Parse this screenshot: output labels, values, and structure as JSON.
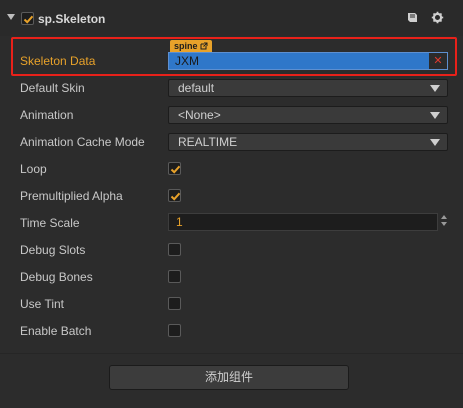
{
  "header": {
    "title": "sp.Skeleton",
    "enabled": true
  },
  "properties": {
    "skeleton_data": {
      "label": "Skeleton Data",
      "tag": "spine",
      "value": "JXM"
    },
    "default_skin": {
      "label": "Default Skin",
      "value": "default"
    },
    "animation": {
      "label": "Animation",
      "value": "<None>"
    },
    "animation_cache_mode": {
      "label": "Animation Cache Mode",
      "value": "REALTIME"
    },
    "loop": {
      "label": "Loop",
      "checked": true
    },
    "premultiplied_alpha": {
      "label": "Premultiplied Alpha",
      "checked": true
    },
    "time_scale": {
      "label": "Time Scale",
      "value": "1"
    },
    "debug_slots": {
      "label": "Debug Slots",
      "checked": false
    },
    "debug_bones": {
      "label": "Debug Bones",
      "checked": false
    },
    "use_tint": {
      "label": "Use Tint",
      "checked": false
    },
    "enable_batch": {
      "label": "Enable Batch",
      "checked": false
    }
  },
  "add_component_label": "添加组件",
  "colors": {
    "accent": "#e8a22a",
    "highlight": "#e8211a",
    "selection": "#2f77c9"
  },
  "icons": {
    "collapse": "triangle-down-icon",
    "docs": "book-icon",
    "settings": "gear-icon",
    "clear": "x-icon",
    "link": "external-link-icon"
  }
}
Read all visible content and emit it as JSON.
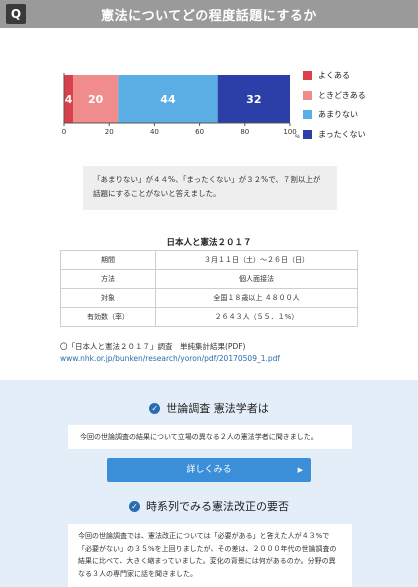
{
  "header": {
    "badge": "Q",
    "title": "憲法についてどの程度話題にするか"
  },
  "chart_data": {
    "type": "bar",
    "orientation": "horizontal-stacked",
    "series": [
      {
        "name": "よくある",
        "value": 4,
        "color": "#d9404b"
      },
      {
        "name": "ときどきある",
        "value": 20,
        "color": "#f08c8c"
      },
      {
        "name": "あまりない",
        "value": 44,
        "color": "#5aaee3"
      },
      {
        "name": "まったくない",
        "value": 32,
        "color": "#2c3fa8"
      }
    ],
    "xticks": [
      "0",
      "20",
      "40",
      "60",
      "80",
      "100"
    ],
    "xunit": "%",
    "xlim": [
      0,
      100
    ],
    "legend": "right"
  },
  "note": {
    "text": "「あまりない」が４４%、「まったくない」が３２%で、７割以上が話題にすることがないと答えました。"
  },
  "survey": {
    "title": "日本人と憲法２０１７",
    "rows": [
      {
        "key": "期間",
        "value": "３月１１日（土）～２６日（日）"
      },
      {
        "key": "方法",
        "value": "個人面接法"
      },
      {
        "key": "対象",
        "value": "全国１８歳以上 ４８００人"
      },
      {
        "key": "有効数（率）",
        "value": "２６４３人（５５．１%）"
      }
    ]
  },
  "link": {
    "title": "〇「日本人と憲法２０１７」調査　単純集計結果(PDF)",
    "url": "www.nhk.or.jp/bunken/research/yoron/pdf/20170509_1.pdf"
  },
  "section1": {
    "heading": "世論調査 憲法学者は",
    "text": "今回の世論調査の結果について立場の異なる２人の憲法学者に聞きました。",
    "button": "詳しくみる"
  },
  "section2": {
    "heading": "時系列でみる憲法改正の要否",
    "text": "今回の世論調査では、憲法改正については「必要がある」と答えた人が４３%で「必要がない」の３５%を上回りましたが、その差は、２０００年代の世論調査の結果に比べて、大きく縮まっていました。変化の背景には何があるのか。分野の異なる３人の専門家に話を聞きました。"
  }
}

==========

■ WRITTEN INSTRUCTION ■
Restate every record exactly, please; do not copy the pictures.

■ OUTPUT OF THE TASK ■
Parse this screenshot: output labels, values, and structure as JSON.
{
  "header": {
    "title": "sp.Skeleton",
    "enabled": true
  },
  "properties": {
    "skeleton_data": {
      "label": "Skeleton Data",
      "tag": "spine",
      "value": "JXM"
    },
    "default_skin": {
      "label": "Default Skin",
      "value": "default"
    },
    "animation": {
      "label": "Animation",
      "value": "<None>"
    },
    "animation_cache_mode": {
      "label": "Animation Cache Mode",
      "value": "REALTIME"
    },
    "loop": {
      "label": "Loop",
      "checked": true
    },
    "premultiplied_alpha": {
      "label": "Premultiplied Alpha",
      "checked": true
    },
    "time_scale": {
      "label": "Time Scale",
      "value": "1"
    },
    "debug_slots": {
      "label": "Debug Slots",
      "checked": false
    },
    "debug_bones": {
      "label": "Debug Bones",
      "checked": false
    },
    "use_tint": {
      "label": "Use Tint",
      "checked": false
    },
    "enable_batch": {
      "label": "Enable Batch",
      "checked": false
    }
  },
  "add_component_label": "添加组件",
  "colors": {
    "accent": "#e8a22a",
    "highlight": "#e8211a",
    "selection": "#2f77c9"
  },
  "icons": {
    "collapse": "triangle-down-icon",
    "docs": "book-icon",
    "settings": "gear-icon",
    "clear": "x-icon",
    "link": "external-link-icon"
  }
}
Read all visible content and emit it as JSON.
{
  "header": {
    "badge": "Q",
    "title": "憲法についてどの程度話題にするか"
  },
  "chart_data": {
    "type": "bar",
    "orientation": "horizontal-stacked",
    "series": [
      {
        "name": "よくある",
        "value": 4,
        "color": "#d9404b"
      },
      {
        "name": "ときどきある",
        "value": 20,
        "color": "#f08c8c"
      },
      {
        "name": "あまりない",
        "value": 44,
        "color": "#5aaee3"
      },
      {
        "name": "まったくない",
        "value": 32,
        "color": "#2c3fa8"
      }
    ],
    "xticks": [
      "0",
      "20",
      "40",
      "60",
      "80",
      "100"
    ],
    "xunit": "%",
    "xlim": [
      0,
      100
    ],
    "legend": "right"
  },
  "note": {
    "text": "「あまりない」が４４%、「まったくない」が３２%で、７割以上が話題にすることがないと答えました。"
  },
  "survey": {
    "title": "日本人と憲法２０１７",
    "rows": [
      {
        "key": "期間",
        "value": "３月１１日（土）～２６日（日）"
      },
      {
        "key": "方法",
        "value": "個人面接法"
      },
      {
        "key": "対象",
        "value": "全国１８歳以上 ４８００人"
      },
      {
        "key": "有効数（率）",
        "value": "２６４３人（５５．１%）"
      }
    ]
  },
  "link": {
    "title": "〇「日本人と憲法２０１７」調査　単純集計結果(PDF)",
    "url": "www.nhk.or.jp/bunken/research/yoron/pdf/20170509_1.pdf"
  },
  "section1": {
    "heading": "世論調査 憲法学者は",
    "text": "今回の世論調査の結果について立場の異なる２人の憲法学者に聞きました。",
    "button": "詳しくみる"
  },
  "section2": {
    "heading": "時系列でみる憲法改正の要否",
    "text": "今回の世論調査では、憲法改正については「必要がある」と答えた人が４３%で「必要がない」の３５%を上回りましたが、その差は、２０００年代の世論調査の結果に比べて、大きく縮まっていました。変化の背景には何があるのか。分野の異なる３人の専門家に話を聞きました。"
  }
}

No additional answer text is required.